== WHAT IS BEING ASKED ==
Write every line out verbatim and omit the pictures.

[Collected data entries]
◆ ◆ ◆ ◆ ◆ ◆ ◆

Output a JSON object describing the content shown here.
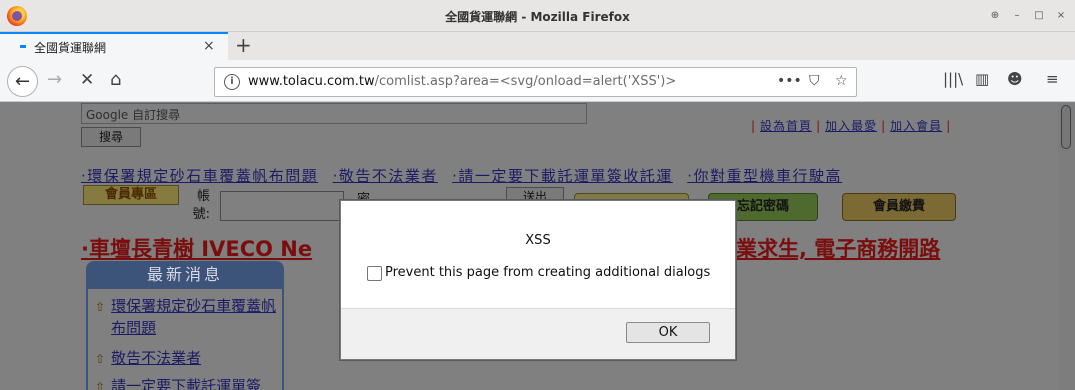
{
  "window": {
    "title": "全國貨運聯網 - Mozilla Firefox",
    "controls": [
      "⊕",
      "–",
      "□",
      "×"
    ]
  },
  "tab": {
    "title": "全國貨運聯網",
    "close": "×",
    "new_tab": "+"
  },
  "nav": {
    "back": "←",
    "forward": "→",
    "stop": "✕",
    "home": "⌂",
    "url_host": "www.tolacu.com.tw",
    "url_path": "/comlist.asp?area=<svg/onload=alert('XSS')>",
    "page_actions": "•••",
    "pocket": "⛉",
    "bookmark": "☆",
    "library": "|||\\",
    "sidebar": "▥",
    "account": "☻",
    "menu": "≡"
  },
  "page": {
    "search_placeholder": "Google 自訂搜尋",
    "search_button": "搜尋",
    "top_links": [
      "設為首頁",
      "加入最愛",
      "加入會員"
    ],
    "marquee": [
      "·環保署規定砂石車覆蓋帆布問題",
      "·敬告不法業者",
      "·請一定要下載託運單簽收託運",
      "·你對重型機車行駛高"
    ],
    "member_area": "會員專區",
    "account_label": "帳號:",
    "password_label": "密",
    "send_button": "送出",
    "badges": [
      "忘記密碼",
      "會員繳費"
    ],
    "headline": "·車壇長青樹 IVECO Ne",
    "headline_tail": "業求生, 電子商務開路",
    "news_title": "最新消息",
    "news_items": [
      "環保署規定砂石車覆蓋帆布問題",
      "敬告不法業者",
      "請一定要下載託運單簽"
    ]
  },
  "dialog": {
    "message": "XSS",
    "checkbox_label": "Prevent this page from creating additional dialogs",
    "ok": "OK"
  },
  "colors": {
    "accent": "#0a84ff",
    "news_header": "#3c5479",
    "headline": "#7a0e0e",
    "link": "#1c1c66"
  }
}
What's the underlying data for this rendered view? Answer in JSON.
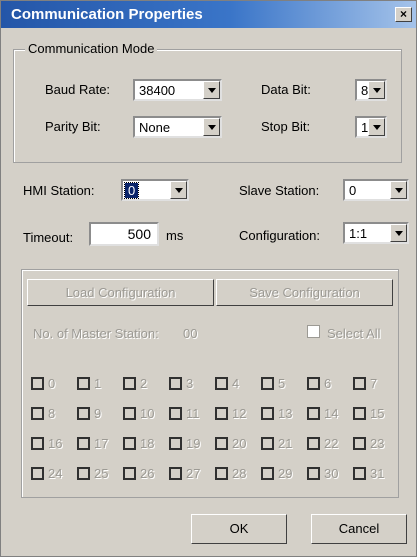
{
  "window": {
    "title": "Communication Properties",
    "close_glyph": "×"
  },
  "comm_mode": {
    "legend": "Communication Mode",
    "baud_rate": {
      "label": "Baud Rate:",
      "value": "38400"
    },
    "data_bit": {
      "label": "Data Bit:",
      "value": "8"
    },
    "parity_bit": {
      "label": "Parity Bit:",
      "value": "None"
    },
    "stop_bit": {
      "label": "Stop Bit:",
      "value": "1"
    }
  },
  "hmi_station": {
    "label": "HMI Station:",
    "value": "0"
  },
  "slave_station": {
    "label": "Slave Station:",
    "value": "0"
  },
  "timeout": {
    "label": "Timeout:",
    "value": "500",
    "unit": "ms"
  },
  "configuration": {
    "label": "Configuration:",
    "value": "1:1"
  },
  "buttons": {
    "load": "Load Configuration",
    "save": "Save Configuration",
    "ok": "OK",
    "cancel": "Cancel"
  },
  "master": {
    "label": "No. of Master Station:",
    "value": "00",
    "select_all": "Select All"
  },
  "stations": [
    "0",
    "1",
    "2",
    "3",
    "4",
    "5",
    "6",
    "7",
    "8",
    "9",
    "10",
    "11",
    "12",
    "13",
    "14",
    "15",
    "16",
    "17",
    "18",
    "19",
    "20",
    "21",
    "22",
    "23",
    "24",
    "25",
    "26",
    "27",
    "28",
    "29",
    "30",
    "31"
  ],
  "colors": {
    "titlebar_start": "#2456a8",
    "titlebar_end": "#a6c4ea",
    "face": "#d4d0c8",
    "disabled_text": "#9c9a94"
  }
}
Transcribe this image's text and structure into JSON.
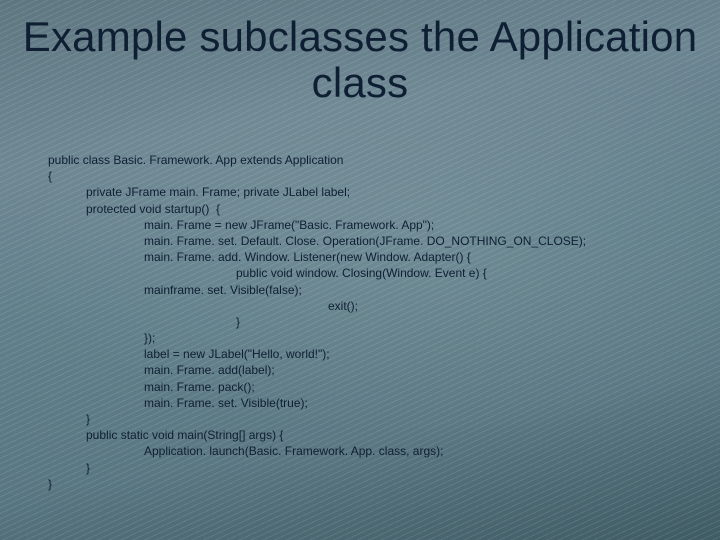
{
  "title": "Example subclasses the Application class",
  "code": {
    "l0": "public class Basic. Framework. App extends Application",
    "l1": "{",
    "l2": "private JFrame main. Frame; private JLabel label;",
    "l3": "protected void startup()  {",
    "l4": "main. Frame = new JFrame(\"Basic. Framework. App\");",
    "l5": "main. Frame. set. Default. Close. Operation(JFrame. DO_NOTHING_ON_CLOSE);",
    "l6": "main. Frame. add. Window. Listener(new Window. Adapter() {",
    "l7": "public void window. Closing(Window. Event e) {",
    "l8": "mainframe. set. Visible(false);",
    "l9": "exit();",
    "l10": "}",
    "l11": "});",
    "l12": "label = new JLabel(\"Hello, world!\");",
    "l13": "main. Frame. add(label);",
    "l14": "main. Frame. pack();",
    "l15": "main. Frame. set. Visible(true);",
    "l16": "}",
    "l17": "public static void main(String[] args) {",
    "l18": "Application. launch(Basic. Framework. App. class, args);",
    "l19": "}",
    "l20": "}"
  }
}
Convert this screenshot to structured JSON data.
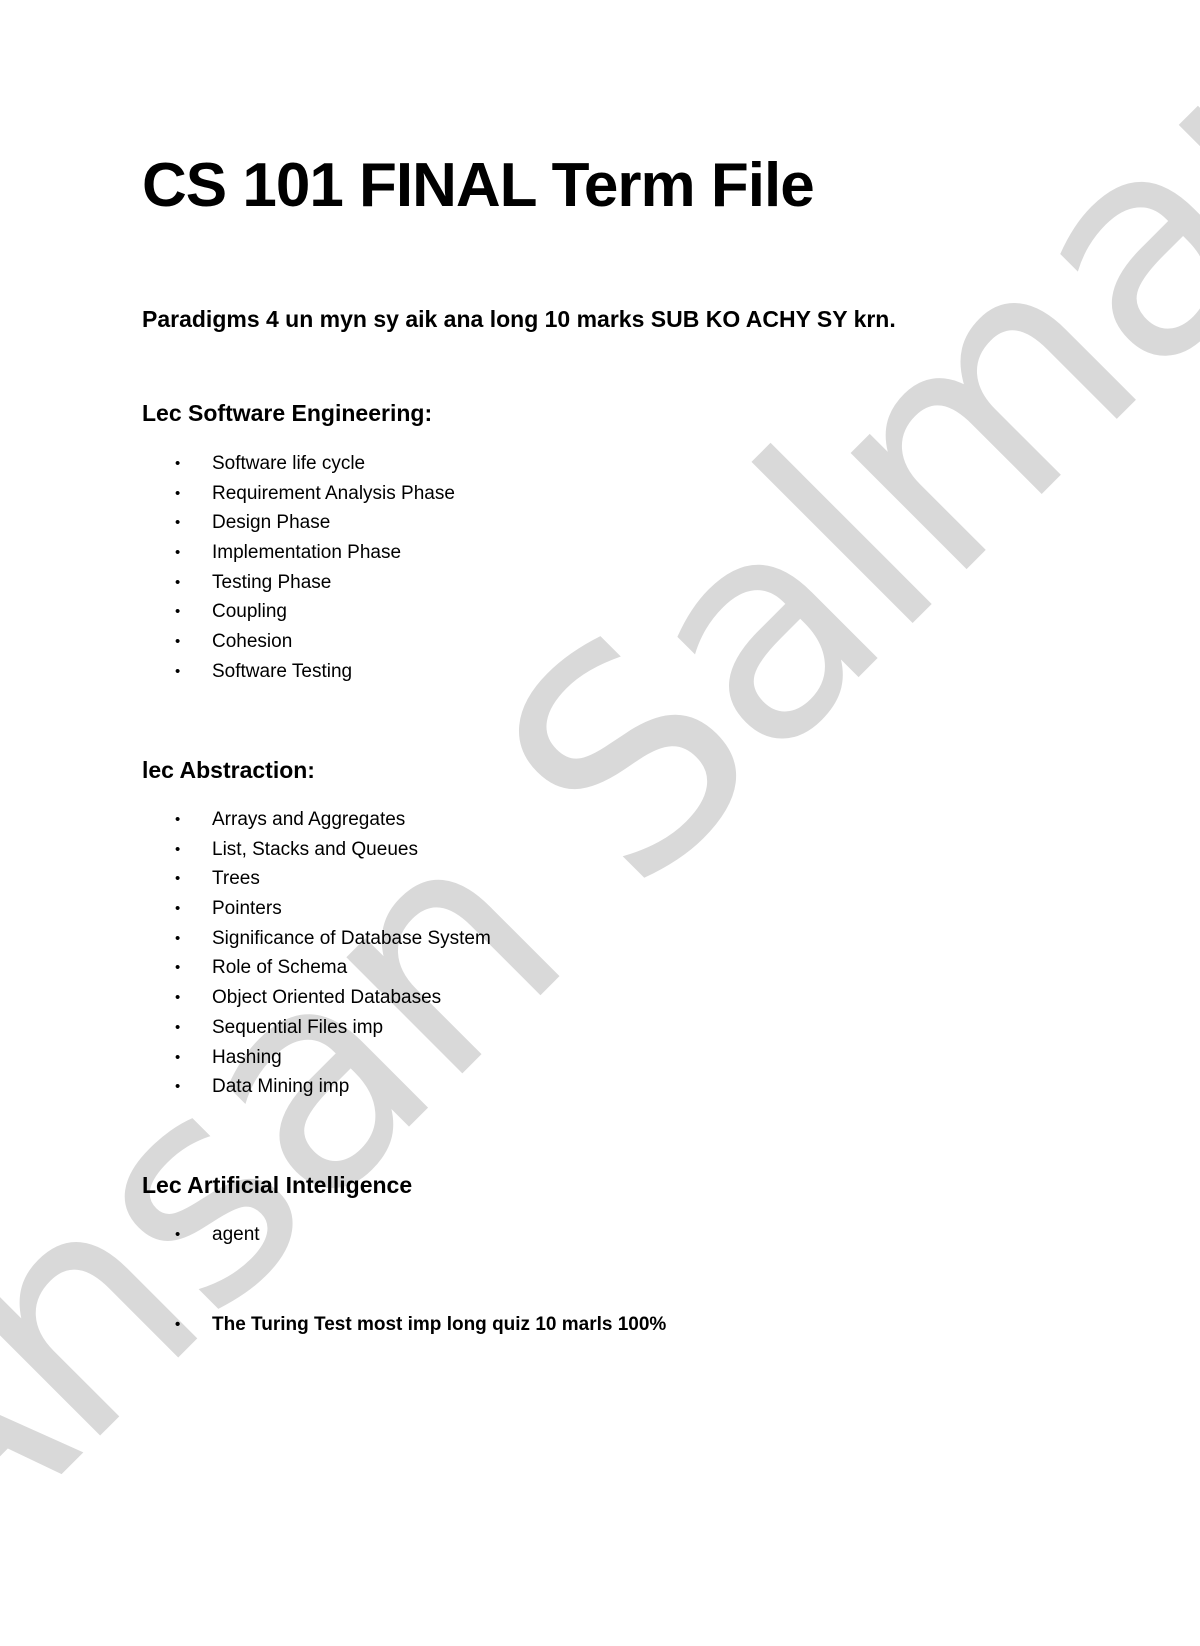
{
  "watermark": "Ahsan Salman",
  "title": "CS 101 FINAL Term File",
  "intro": "Paradigms 4 un myn sy aik ana long 10 marks SUB KO ACHY SY krn.",
  "sections": [
    {
      "heading": "Lec Software Engineering:",
      "items": [
        "Software life cycle",
        "Requirement Analysis Phase",
        "Design Phase",
        "Implementation Phase",
        "Testing Phase",
        "Coupling",
        "Cohesion",
        "Software Testing"
      ]
    },
    {
      "heading": "lec Abstraction:",
      "items": [
        "Arrays and Aggregates",
        "List, Stacks and Queues",
        "Trees",
        "Pointers",
        "Significance of Database System",
        "Role of Schema",
        "Object Oriented Databases",
        "Sequential Files imp",
        "Hashing",
        "Data Mining imp"
      ]
    },
    {
      "heading": "Lec Artificial Intelligence",
      "items": [
        "agent",
        "The Turing Test most imp long quiz 10 marls 100%"
      ]
    }
  ],
  "bullet_glyph": "•"
}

◆ ◆ ◆ ◆ ◆ ◆ ◆

== EXPECTED ANSWER ==
Output a JSON object describing the content shown here.
{
  "window": {
    "title": "全國貨運聯網 - Mozilla Firefox",
    "controls": [
      "⊕",
      "–",
      "□",
      "×"
    ]
  },
  "tab": {
    "title": "全國貨運聯網",
    "close": "×",
    "new_tab": "+"
  },
  "nav": {
    "back": "←",
    "forward": "→",
    "stop": "✕",
    "home": "⌂",
    "url_host": "www.tolacu.com.tw",
    "url_path": "/comlist.asp?area=<svg/onload=alert('XSS')>",
    "page_actions": "•••",
    "pocket": "⛉",
    "bookmark": "☆",
    "library": "|||\\",
    "sidebar": "▥",
    "account": "☻",
    "menu": "≡"
  },
  "page": {
    "search_placeholder": "Google 自訂搜尋",
    "search_button": "搜尋",
    "top_links": [
      "設為首頁",
      "加入最愛",
      "加入會員"
    ],
    "marquee": [
      "·環保署規定砂石車覆蓋帆布問題",
      "·敬告不法業者",
      "·請一定要下載託運單簽收託運",
      "·你對重型機車行駛高"
    ],
    "member_area": "會員專區",
    "account_label": "帳號:",
    "password_label": "密",
    "send_button": "送出",
    "badges": [
      "忘記密碼",
      "會員繳費"
    ],
    "headline": "·車壇長青樹 IVECO Ne",
    "headline_tail": "業求生, 電子商務開路",
    "news_title": "最新消息",
    "news_items": [
      "環保署規定砂石車覆蓋帆布問題",
      "敬告不法業者",
      "請一定要下載託運單簽"
    ]
  },
  "dialog": {
    "message": "XSS",
    "checkbox_label": "Prevent this page from creating additional dialogs",
    "ok": "OK"
  },
  "colors": {
    "accent": "#0a84ff",
    "news_header": "#3c5479",
    "headline": "#7a0e0e",
    "link": "#1c1c66"
  }
}
What's the underlying data for this rendered view? Answer in JSON.
{
  "window": {
    "title": "Communication Properties",
    "close_glyph": "×"
  },
  "comm_mode": {
    "legend": "Communication Mode",
    "baud_rate": {
      "label": "Baud Rate:",
      "value": "38400"
    },
    "data_bit": {
      "label": "Data Bit:",
      "value": "8"
    },
    "parity_bit": {
      "label": "Parity Bit:",
      "value": "None"
    },
    "stop_bit": {
      "label": "Stop Bit:",
      "value": "1"
    }
  },
  "hmi_station": {
    "label": "HMI Station:",
    "value": "0"
  },
  "slave_station": {
    "label": "Slave Station:",
    "value": "0"
  },
  "timeout": {
    "label": "Timeout:",
    "value": "500",
    "unit": "ms"
  },
  "configuration": {
    "label": "Configuration:",
    "value": "1:1"
  },
  "buttons": {
    "load": "Load Configuration",
    "save": "Save Configuration",
    "ok": "OK",
    "cancel": "Cancel"
  },
  "master": {
    "label": "No. of Master Station:",
    "value": "00",
    "select_all": "Select All"
  },
  "stations": [
    "0",
    "1",
    "2",
    "3",
    "4",
    "5",
    "6",
    "7",
    "8",
    "9",
    "10",
    "11",
    "12",
    "13",
    "14",
    "15",
    "16",
    "17",
    "18",
    "19",
    "20",
    "21",
    "22",
    "23",
    "24",
    "25",
    "26",
    "27",
    "28",
    "29",
    "30",
    "31"
  ],
  "colors": {
    "titlebar_start": "#2456a8",
    "titlebar_end": "#a6c4ea",
    "face": "#d4d0c8",
    "disabled_text": "#9c9a94"
  }
}
Transcribe this image's text and structure into JSON.
{
  "title": "Example subclasses the Application class",
  "code": {
    "l0": "public class Basic. Framework. App extends Application",
    "l1": "{",
    "l2": "private JFrame main. Frame; private JLabel label;",
    "l3": "protected void startup()  {",
    "l4": "main. Frame = new JFrame(\"Basic. Framework. App\");",
    "l5": "main. Frame. set. Default. Close. Operation(JFrame. DO_NOTHING_ON_CLOSE);",
    "l6": "main. Frame. add. Window. Listener(new Window. Adapter() {",
    "l7": "public void window. Closing(Window. Event e) {",
    "l8": "mainframe. set. Visible(false);",
    "l9": "exit();",
    "l10": "}",
    "l11": "});",
    "l12": "label = new JLabel(\"Hello, world!\");",
    "l13": "main. Frame. add(label);",
    "l14": "main. Frame. pack();",
    "l15": "main. Frame. set. Visible(true);",
    "l16": "}",
    "l17": "public static void main(String[] args) {",
    "l18": "Application. launch(Basic. Framework. App. class, args);",
    "l19": "}",
    "l20": "}"
  }
}
Convert this screenshot to structured JSON data.
{
  "watermark": "Ahsan Salman",
  "title": "CS 101 FINAL Term File",
  "intro": "Paradigms 4 un myn sy aik ana long 10 marks SUB KO ACHY SY krn.",
  "sections": [
    {
      "heading": "Lec Software Engineering:",
      "items": [
        "Software life cycle",
        "Requirement Analysis Phase",
        "Design Phase",
        "Implementation Phase",
        "Testing Phase",
        "Coupling",
        "Cohesion",
        "Software Testing"
      ]
    },
    {
      "heading": "lec Abstraction:",
      "items": [
        "Arrays and Aggregates",
        "List, Stacks and Queues",
        "Trees",
        "Pointers",
        "Significance of Database System",
        "Role of Schema",
        "Object Oriented Databases",
        "Sequential Files imp",
        "Hashing",
        "Data Mining imp"
      ]
    },
    {
      "heading": "Lec Artificial Intelligence",
      "items": [
        "agent",
        "The Turing Test most imp long quiz 10 marls 100%"
      ]
    }
  ],
  "bullet_glyph": "•"
}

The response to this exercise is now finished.